- **TASK OBJECTIVE**: Set down the data below without change, skipping the pictures it holds.

— Begin ROWS —

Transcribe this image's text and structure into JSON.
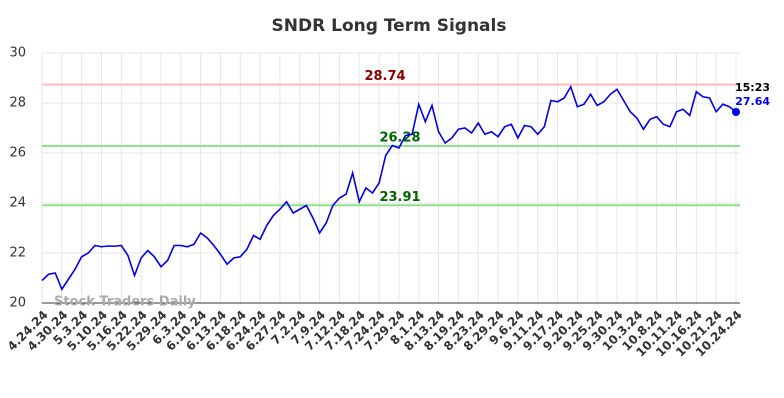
{
  "chart_data": {
    "type": "line",
    "title": "SNDR Long Term Signals",
    "watermark": "Stock Traders Daily",
    "last_time": "15:23",
    "color": "#0000ee",
    "grid": true,
    "ylim": [
      20,
      30
    ],
    "yticks": [
      20,
      22,
      24,
      26,
      28,
      30
    ],
    "hlines": [
      {
        "value": 28.74,
        "color": "#ffbbbb",
        "label_color": "#8b0000"
      },
      {
        "value": 26.28,
        "color": "#90e090",
        "label_color": "#006400"
      },
      {
        "value": 23.91,
        "color": "#90e090",
        "label_color": "#006400"
      }
    ],
    "categories": [
      "4.24.24",
      null,
      null,
      "4.30.24",
      null,
      null,
      "5.3.24",
      null,
      null,
      "5.10.24",
      null,
      null,
      "5.16.24",
      null,
      null,
      "5.22.24",
      null,
      null,
      "5.29.24",
      null,
      null,
      "6.3.24",
      null,
      null,
      "6.10.24",
      null,
      null,
      "6.13.24",
      null,
      null,
      "6.18.24",
      null,
      null,
      "6.24.24",
      null,
      null,
      "6.27.24",
      null,
      null,
      "7.2.24",
      null,
      null,
      "7.9.24",
      null,
      null,
      "7.12.24",
      null,
      null,
      "7.18.24",
      null,
      null,
      "7.24.24",
      null,
      null,
      "7.29.24",
      null,
      null,
      "8.1.24",
      null,
      null,
      "8.13.24",
      null,
      null,
      "8.19.24",
      null,
      null,
      "8.23.24",
      null,
      null,
      "8.29.24",
      null,
      null,
      "9.6.24",
      null,
      null,
      "9.11.24",
      null,
      null,
      "9.17.24",
      null,
      null,
      "9.20.24",
      null,
      null,
      "9.25.24",
      null,
      null,
      "9.30.24",
      null,
      null,
      "10.3.24",
      null,
      null,
      "10.8.24",
      null,
      null,
      "10.11.24",
      null,
      null,
      "10.16.24",
      null,
      null,
      "10.21.24",
      null,
      null,
      "10.24.24"
    ],
    "values": [
      20.9,
      21.15,
      21.2,
      20.55,
      20.95,
      21.35,
      21.85,
      22.0,
      22.3,
      22.25,
      22.28,
      22.27,
      22.3,
      21.9,
      21.1,
      21.8,
      22.1,
      21.85,
      21.45,
      21.7,
      22.3,
      22.3,
      22.25,
      22.35,
      22.8,
      22.6,
      22.3,
      21.95,
      21.55,
      21.8,
      21.85,
      22.15,
      22.7,
      22.55,
      23.1,
      23.5,
      23.75,
      24.05,
      23.6,
      23.75,
      23.9,
      23.4,
      22.8,
      23.2,
      23.9,
      24.2,
      24.35,
      25.2,
      24.05,
      24.6,
      24.4,
      24.8,
      25.9,
      26.3,
      26.2,
      26.7,
      26.75,
      27.95,
      27.25,
      27.9,
      26.85,
      26.4,
      26.6,
      26.95,
      27.0,
      26.8,
      27.2,
      26.75,
      26.85,
      26.65,
      27.05,
      27.15,
      26.6,
      27.1,
      27.05,
      26.75,
      27.05,
      28.1,
      28.05,
      28.2,
      28.65,
      27.85,
      27.95,
      28.35,
      27.9,
      28.05,
      28.35,
      28.55,
      28.1,
      27.65,
      27.4,
      26.95,
      27.35,
      27.45,
      27.15,
      27.05,
      27.65,
      27.75,
      27.5,
      28.45,
      28.25,
      28.2,
      27.65,
      27.95,
      27.85,
      27.64
    ]
  }
}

— End ROWS —

- **THE REPLY**:
Transcribe this image's text and structure into JSON.
{
  "chart_data": {
    "type": "line",
    "title": "SNDR Long Term Signals",
    "watermark": "Stock Traders Daily",
    "last_time": "15:23",
    "color": "#0000ee",
    "grid": true,
    "ylim": [
      20,
      30
    ],
    "yticks": [
      20,
      22,
      24,
      26,
      28,
      30
    ],
    "hlines": [
      {
        "value": 28.74,
        "color": "#ffbbbb",
        "label_color": "#8b0000"
      },
      {
        "value": 26.28,
        "color": "#90e090",
        "label_color": "#006400"
      },
      {
        "value": 23.91,
        "color": "#90e090",
        "label_color": "#006400"
      }
    ],
    "categories": [
      "4.24.24",
      null,
      null,
      "4.30.24",
      null,
      null,
      "5.3.24",
      null,
      null,
      "5.10.24",
      null,
      null,
      "5.16.24",
      null,
      null,
      "5.22.24",
      null,
      null,
      "5.29.24",
      null,
      null,
      "6.3.24",
      null,
      null,
      "6.10.24",
      null,
      null,
      "6.13.24",
      null,
      null,
      "6.18.24",
      null,
      null,
      "6.24.24",
      null,
      null,
      "6.27.24",
      null,
      null,
      "7.2.24",
      null,
      null,
      "7.9.24",
      null,
      null,
      "7.12.24",
      null,
      null,
      "7.18.24",
      null,
      null,
      "7.24.24",
      null,
      null,
      "7.29.24",
      null,
      null,
      "8.1.24",
      null,
      null,
      "8.13.24",
      null,
      null,
      "8.19.24",
      null,
      null,
      "8.23.24",
      null,
      null,
      "8.29.24",
      null,
      null,
      "9.6.24",
      null,
      null,
      "9.11.24",
      null,
      null,
      "9.17.24",
      null,
      null,
      "9.20.24",
      null,
      null,
      "9.25.24",
      null,
      null,
      "9.30.24",
      null,
      null,
      "10.3.24",
      null,
      null,
      "10.8.24",
      null,
      null,
      "10.11.24",
      null,
      null,
      "10.16.24",
      null,
      null,
      "10.21.24",
      null,
      null,
      "10.24.24"
    ],
    "values": [
      20.9,
      21.15,
      21.2,
      20.55,
      20.95,
      21.35,
      21.85,
      22.0,
      22.3,
      22.25,
      22.28,
      22.27,
      22.3,
      21.9,
      21.1,
      21.8,
      22.1,
      21.85,
      21.45,
      21.7,
      22.3,
      22.3,
      22.25,
      22.35,
      22.8,
      22.6,
      22.3,
      21.95,
      21.55,
      21.8,
      21.85,
      22.15,
      22.7,
      22.55,
      23.1,
      23.5,
      23.75,
      24.05,
      23.6,
      23.75,
      23.9,
      23.4,
      22.8,
      23.2,
      23.9,
      24.2,
      24.35,
      25.2,
      24.05,
      24.6,
      24.4,
      24.8,
      25.9,
      26.3,
      26.2,
      26.7,
      26.75,
      27.95,
      27.25,
      27.9,
      26.85,
      26.4,
      26.6,
      26.95,
      27.0,
      26.8,
      27.2,
      26.75,
      26.85,
      26.65,
      27.05,
      27.15,
      26.6,
      27.1,
      27.05,
      26.75,
      27.05,
      28.1,
      28.05,
      28.2,
      28.65,
      27.85,
      27.95,
      28.35,
      27.9,
      28.05,
      28.35,
      28.55,
      28.1,
      27.65,
      27.4,
      26.95,
      27.35,
      27.45,
      27.15,
      27.05,
      27.65,
      27.75,
      27.5,
      28.45,
      28.25,
      28.2,
      27.65,
      27.95,
      27.85,
      27.64
    ]
  }
}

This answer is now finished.